**Task statement**
Your task is to repeat all of the data exactly while excluding the pictures.

**** Provided records

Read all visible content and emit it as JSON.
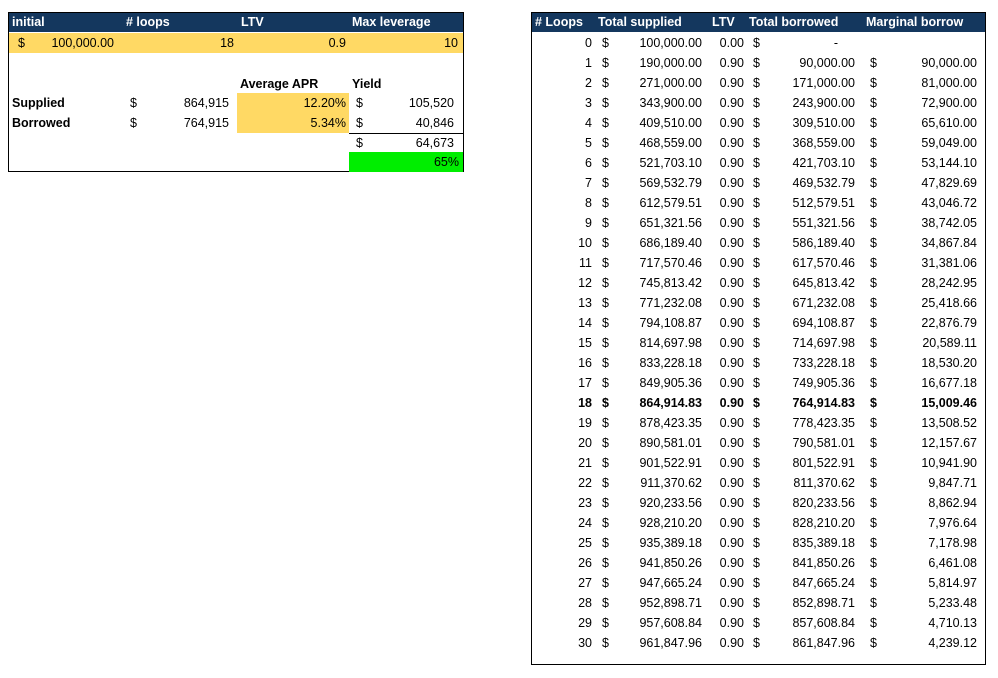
{
  "left": {
    "headers": [
      "initial",
      "# loops",
      "LTV",
      "Max leverage"
    ],
    "inputs": {
      "dollar": "$",
      "initial": "100,000.00",
      "loops": "18",
      "ltv": "0.9",
      "max_leverage": "10"
    },
    "summary_headers": {
      "avg_apr": "Average APR",
      "yield": "Yield"
    },
    "supplied": {
      "label": "Supplied",
      "dollar": "$",
      "amount": "864,915",
      "apr": "12.20%",
      "yield_dollar": "$",
      "yield": "105,520"
    },
    "borrowed": {
      "label": "Borrowed",
      "dollar": "$",
      "amount": "764,915",
      "apr": "5.34%",
      "yield_dollar": "$",
      "yield": "40,846"
    },
    "net": {
      "dollar": "$",
      "value": "64,673"
    },
    "net_pct": "65%"
  },
  "table": {
    "headers": [
      "# Loops",
      "Total supplied",
      "LTV",
      "Total borrowed",
      "Marginal borrow"
    ],
    "highlight_row": 18,
    "rows": [
      [
        "0",
        "100,000.00",
        "0.00",
        "-",
        ""
      ],
      [
        "1",
        "190,000.00",
        "0.90",
        "90,000.00",
        "90,000.00"
      ],
      [
        "2",
        "271,000.00",
        "0.90",
        "171,000.00",
        "81,000.00"
      ],
      [
        "3",
        "343,900.00",
        "0.90",
        "243,900.00",
        "72,900.00"
      ],
      [
        "4",
        "409,510.00",
        "0.90",
        "309,510.00",
        "65,610.00"
      ],
      [
        "5",
        "468,559.00",
        "0.90",
        "368,559.00",
        "59,049.00"
      ],
      [
        "6",
        "521,703.10",
        "0.90",
        "421,703.10",
        "53,144.10"
      ],
      [
        "7",
        "569,532.79",
        "0.90",
        "469,532.79",
        "47,829.69"
      ],
      [
        "8",
        "612,579.51",
        "0.90",
        "512,579.51",
        "43,046.72"
      ],
      [
        "9",
        "651,321.56",
        "0.90",
        "551,321.56",
        "38,742.05"
      ],
      [
        "10",
        "686,189.40",
        "0.90",
        "586,189.40",
        "34,867.84"
      ],
      [
        "11",
        "717,570.46",
        "0.90",
        "617,570.46",
        "31,381.06"
      ],
      [
        "12",
        "745,813.42",
        "0.90",
        "645,813.42",
        "28,242.95"
      ],
      [
        "13",
        "771,232.08",
        "0.90",
        "671,232.08",
        "25,418.66"
      ],
      [
        "14",
        "794,108.87",
        "0.90",
        "694,108.87",
        "22,876.79"
      ],
      [
        "15",
        "814,697.98",
        "0.90",
        "714,697.98",
        "20,589.11"
      ],
      [
        "16",
        "833,228.18",
        "0.90",
        "733,228.18",
        "18,530.20"
      ],
      [
        "17",
        "849,905.36",
        "0.90",
        "749,905.36",
        "16,677.18"
      ],
      [
        "18",
        "864,914.83",
        "0.90",
        "764,914.83",
        "15,009.46"
      ],
      [
        "19",
        "878,423.35",
        "0.90",
        "778,423.35",
        "13,508.52"
      ],
      [
        "20",
        "890,581.01",
        "0.90",
        "790,581.01",
        "12,157.67"
      ],
      [
        "21",
        "901,522.91",
        "0.90",
        "801,522.91",
        "10,941.90"
      ],
      [
        "22",
        "911,370.62",
        "0.90",
        "811,370.62",
        "9,847.71"
      ],
      [
        "23",
        "920,233.56",
        "0.90",
        "820,233.56",
        "8,862.94"
      ],
      [
        "24",
        "928,210.20",
        "0.90",
        "828,210.20",
        "7,976.64"
      ],
      [
        "25",
        "935,389.18",
        "0.90",
        "835,389.18",
        "7,178.98"
      ],
      [
        "26",
        "941,850.26",
        "0.90",
        "841,850.26",
        "6,461.08"
      ],
      [
        "27",
        "947,665.24",
        "0.90",
        "847,665.24",
        "5,814.97"
      ],
      [
        "28",
        "952,898.71",
        "0.90",
        "852,898.71",
        "5,233.48"
      ],
      [
        "29",
        "957,608.84",
        "0.90",
        "857,608.84",
        "4,710.13"
      ],
      [
        "30",
        "961,847.96",
        "0.90",
        "861,847.96",
        "4,239.12"
      ]
    ]
  }
}
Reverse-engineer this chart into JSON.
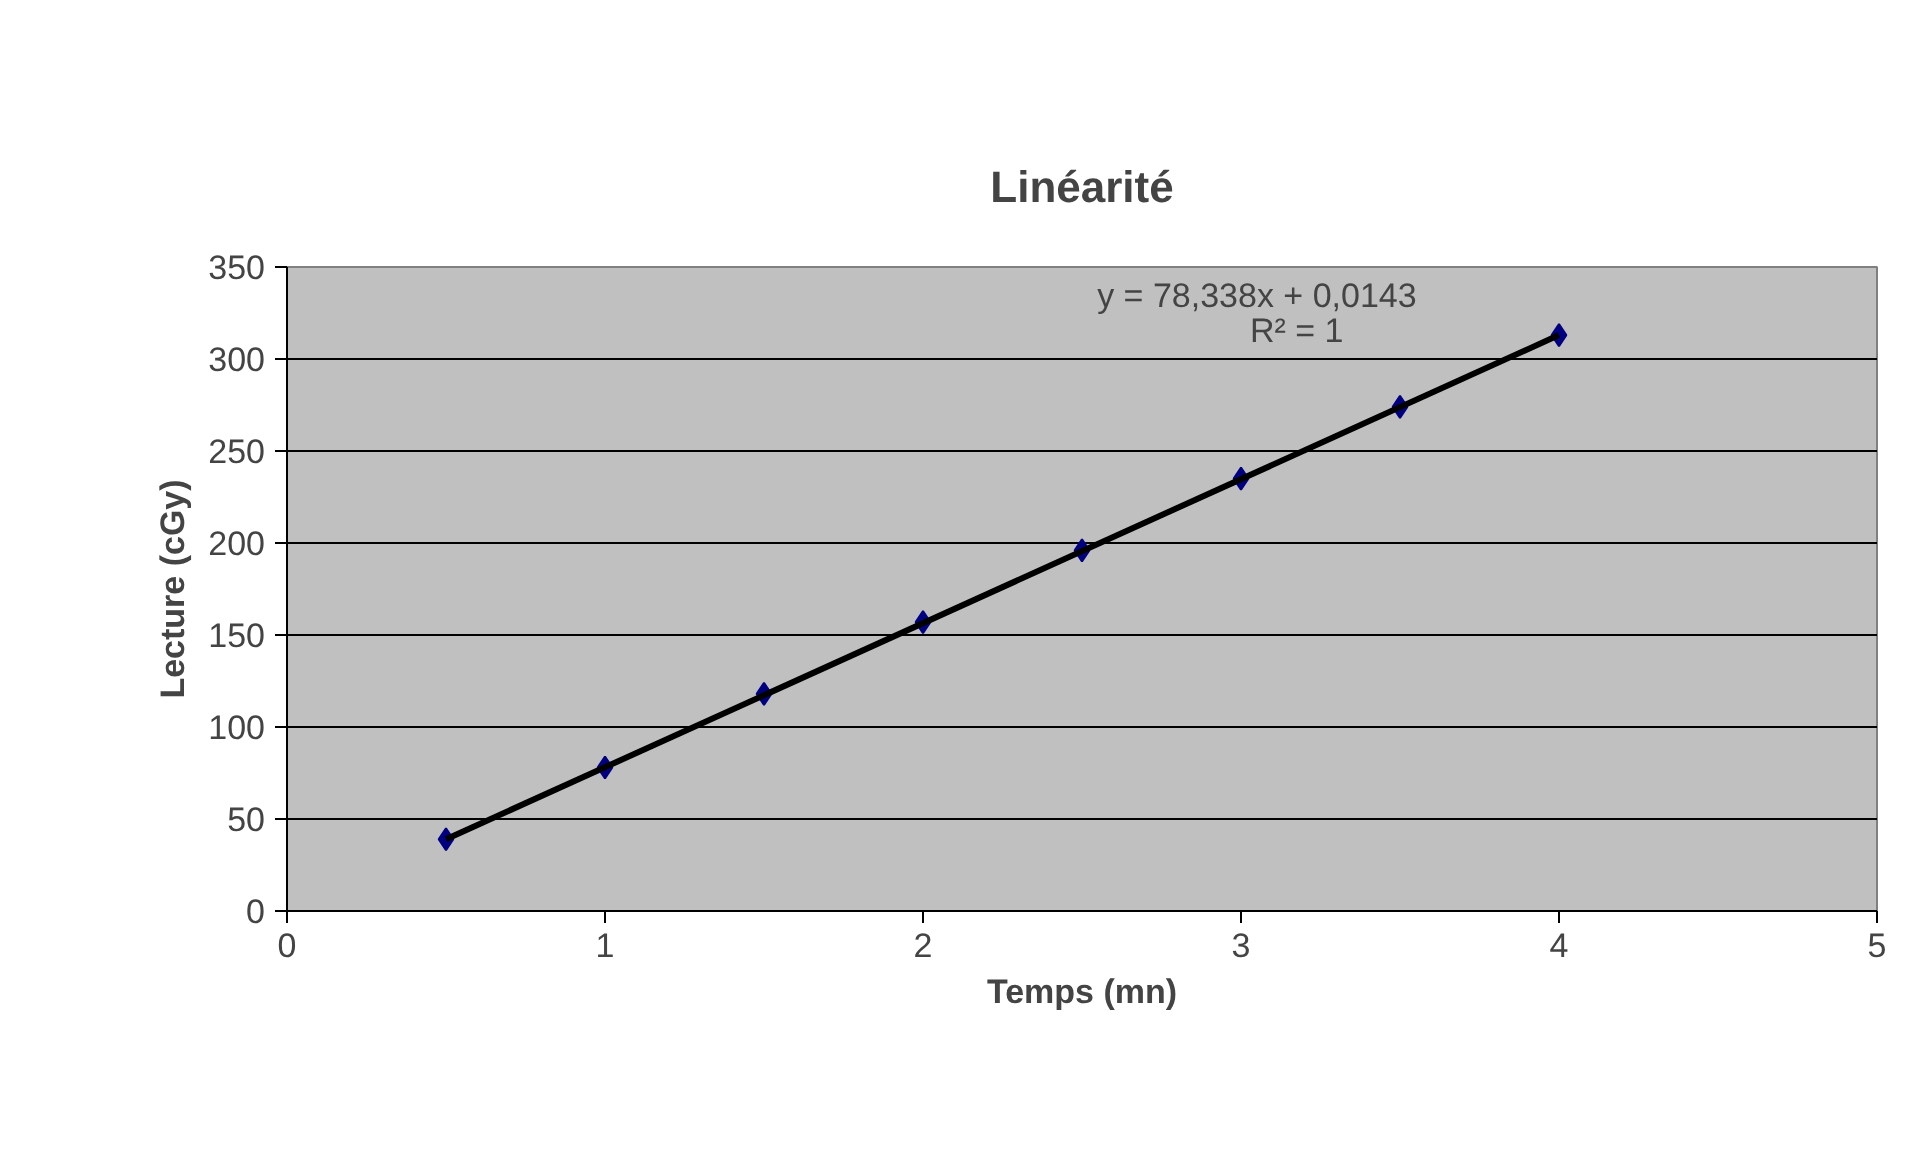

********

**Written solution**
Read all visible content and emit it as JSON.
{
  "left": {
    "headers": [
      "initial",
      "# loops",
      "LTV",
      "Max leverage"
    ],
    "inputs": {
      "dollar": "$",
      "initial": "100,000.00",
      "loops": "18",
      "ltv": "0.9",
      "max_leverage": "10"
    },
    "summary_headers": {
      "avg_apr": "Average APR",
      "yield": "Yield"
    },
    "supplied": {
      "label": "Supplied",
      "dollar": "$",
      "amount": "864,915",
      "apr": "12.20%",
      "yield_dollar": "$",
      "yield": "105,520"
    },
    "borrowed": {
      "label": "Borrowed",
      "dollar": "$",
      "amount": "764,915",
      "apr": "5.34%",
      "yield_dollar": "$",
      "yield": "40,846"
    },
    "net": {
      "dollar": "$",
      "value": "64,673"
    },
    "net_pct": "65%"
  },
  "table": {
    "headers": [
      "# Loops",
      "Total supplied",
      "LTV",
      "Total borrowed",
      "Marginal borrow"
    ],
    "highlight_row": 18,
    "rows": [
      [
        "0",
        "100,000.00",
        "0.00",
        "-",
        ""
      ],
      [
        "1",
        "190,000.00",
        "0.90",
        "90,000.00",
        "90,000.00"
      ],
      [
        "2",
        "271,000.00",
        "0.90",
        "171,000.00",
        "81,000.00"
      ],
      [
        "3",
        "343,900.00",
        "0.90",
        "243,900.00",
        "72,900.00"
      ],
      [
        "4",
        "409,510.00",
        "0.90",
        "309,510.00",
        "65,610.00"
      ],
      [
        "5",
        "468,559.00",
        "0.90",
        "368,559.00",
        "59,049.00"
      ],
      [
        "6",
        "521,703.10",
        "0.90",
        "421,703.10",
        "53,144.10"
      ],
      [
        "7",
        "569,532.79",
        "0.90",
        "469,532.79",
        "47,829.69"
      ],
      [
        "8",
        "612,579.51",
        "0.90",
        "512,579.51",
        "43,046.72"
      ],
      [
        "9",
        "651,321.56",
        "0.90",
        "551,321.56",
        "38,742.05"
      ],
      [
        "10",
        "686,189.40",
        "0.90",
        "586,189.40",
        "34,867.84"
      ],
      [
        "11",
        "717,570.46",
        "0.90",
        "617,570.46",
        "31,381.06"
      ],
      [
        "12",
        "745,813.42",
        "0.90",
        "645,813.42",
        "28,242.95"
      ],
      [
        "13",
        "771,232.08",
        "0.90",
        "671,232.08",
        "25,418.66"
      ],
      [
        "14",
        "794,108.87",
        "0.90",
        "694,108.87",
        "22,876.79"
      ],
      [
        "15",
        "814,697.98",
        "0.90",
        "714,697.98",
        "20,589.11"
      ],
      [
        "16",
        "833,228.18",
        "0.90",
        "733,228.18",
        "18,530.20"
      ],
      [
        "17",
        "849,905.36",
        "0.90",
        "749,905.36",
        "16,677.18"
      ],
      [
        "18",
        "864,914.83",
        "0.90",
        "764,914.83",
        "15,009.46"
      ],
      [
        "19",
        "878,423.35",
        "0.90",
        "778,423.35",
        "13,508.52"
      ],
      [
        "20",
        "890,581.01",
        "0.90",
        "790,581.01",
        "12,157.67"
      ],
      [
        "21",
        "901,522.91",
        "0.90",
        "801,522.91",
        "10,941.90"
      ],
      [
        "22",
        "911,370.62",
        "0.90",
        "811,370.62",
        "9,847.71"
      ],
      [
        "23",
        "920,233.56",
        "0.90",
        "820,233.56",
        "8,862.94"
      ],
      [
        "24",
        "928,210.20",
        "0.90",
        "828,210.20",
        "7,976.64"
      ],
      [
        "25",
        "935,389.18",
        "0.90",
        "835,389.18",
        "7,178.98"
      ],
      [
        "26",
        "941,850.26",
        "0.90",
        "841,850.26",
        "6,461.08"
      ],
      [
        "27",
        "947,665.24",
        "0.90",
        "847,665.24",
        "5,814.97"
      ],
      [
        "28",
        "952,898.71",
        "0.90",
        "852,898.71",
        "5,233.48"
      ],
      [
        "29",
        "957,608.84",
        "0.90",
        "857,608.84",
        "4,710.13"
      ],
      [
        "30",
        "961,847.96",
        "0.90",
        "861,847.96",
        "4,239.12"
      ]
    ]
  }
}
Reverse-engineer this chart into JSON.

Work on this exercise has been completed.